=== Material for the task ===
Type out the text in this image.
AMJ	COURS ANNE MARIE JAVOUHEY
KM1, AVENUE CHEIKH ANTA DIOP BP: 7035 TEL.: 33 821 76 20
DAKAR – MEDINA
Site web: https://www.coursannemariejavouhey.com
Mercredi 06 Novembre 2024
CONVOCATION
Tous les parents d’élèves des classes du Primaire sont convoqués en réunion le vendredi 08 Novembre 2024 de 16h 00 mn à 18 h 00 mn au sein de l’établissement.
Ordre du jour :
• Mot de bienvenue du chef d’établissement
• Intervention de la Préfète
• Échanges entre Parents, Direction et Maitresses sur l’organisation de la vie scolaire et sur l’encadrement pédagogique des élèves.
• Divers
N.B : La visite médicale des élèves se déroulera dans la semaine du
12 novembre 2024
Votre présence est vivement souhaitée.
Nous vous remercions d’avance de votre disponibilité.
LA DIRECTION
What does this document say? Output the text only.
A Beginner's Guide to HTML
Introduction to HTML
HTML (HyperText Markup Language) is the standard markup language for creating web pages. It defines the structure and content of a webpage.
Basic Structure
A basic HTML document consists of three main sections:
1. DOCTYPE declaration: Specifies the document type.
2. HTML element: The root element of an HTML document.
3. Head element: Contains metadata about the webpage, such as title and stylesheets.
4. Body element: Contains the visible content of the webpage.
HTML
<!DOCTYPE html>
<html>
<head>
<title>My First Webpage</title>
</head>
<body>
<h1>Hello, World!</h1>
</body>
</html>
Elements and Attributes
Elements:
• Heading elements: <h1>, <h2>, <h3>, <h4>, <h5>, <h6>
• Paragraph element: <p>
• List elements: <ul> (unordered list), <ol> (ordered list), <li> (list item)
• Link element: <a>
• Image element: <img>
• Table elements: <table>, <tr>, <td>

=== Problem to work on ===
Repeat every entry exactly as written above.

=== Solved problem ===
Type out the text in this image.
AMJ	COURS ANNE MARIE JAVOUHEY
KM1, AVENUE CHEIKH ANTA DIOP BP: 7035 TEL.: 33 821 76 20
DAKAR – MEDINA
Site web: https://www.coursannemariejavouhey.com
Mercredi 06 Novembre 2024
CONVOCATION
Tous les parents d’élèves des classes du Primaire sont convoqués en réunion le vendredi 08 Novembre 2024 de 16h 00 mn à 18 h 00 mn au sein de l’établissement.
Ordre du jour :
• Mot de bienvenue du chef d’établissement
• Intervention de la Préfète
• Échanges entre Parents, Direction et Maitresses sur l’organisation de la vie scolaire et sur l’encadrement pédagogique des élèves.
• Divers
N.B : La visite médicale des élèves se déroulera dans la semaine du
12 novembre 2024
Votre présence est vivement souhaitée.
Nous vous remercions d’avance de votre disponibilité.
LA DIRECTION
What does this document say? Output the text only.
A Beginner's Guide to HTML
Introduction to HTML
HTML (HyperText Markup Language) is the standard markup language for creating web pages. It defines the structure and content of a webpage.
Basic Structure
A basic HTML document consists of three main sections:
1. DOCTYPE declaration: Specifies the document type.
2. HTML element: The root element of an HTML document.
3. Head element: Contains metadata about the webpage, such as title and stylesheets.
4. Body element: Contains the visible content of the webpage.
HTML
<!DOCTYPE html>
<html>
<head>
<title>My First Webpage</title>
</head>
<body>
<h1>Hello, World!</h1>
</body>
</html>
Elements and Attributes
Elements:
• Heading elements: <h1>, <h2>, <h3>, <h4>, <h5>, <h6>
• Paragraph element: <p>
• List elements: <ul> (unordered list), <ol> (ordered list), <li> (list item)
• Link element: <a>
• Image element: <img>
• Table elements: <table>, <tr>, <td>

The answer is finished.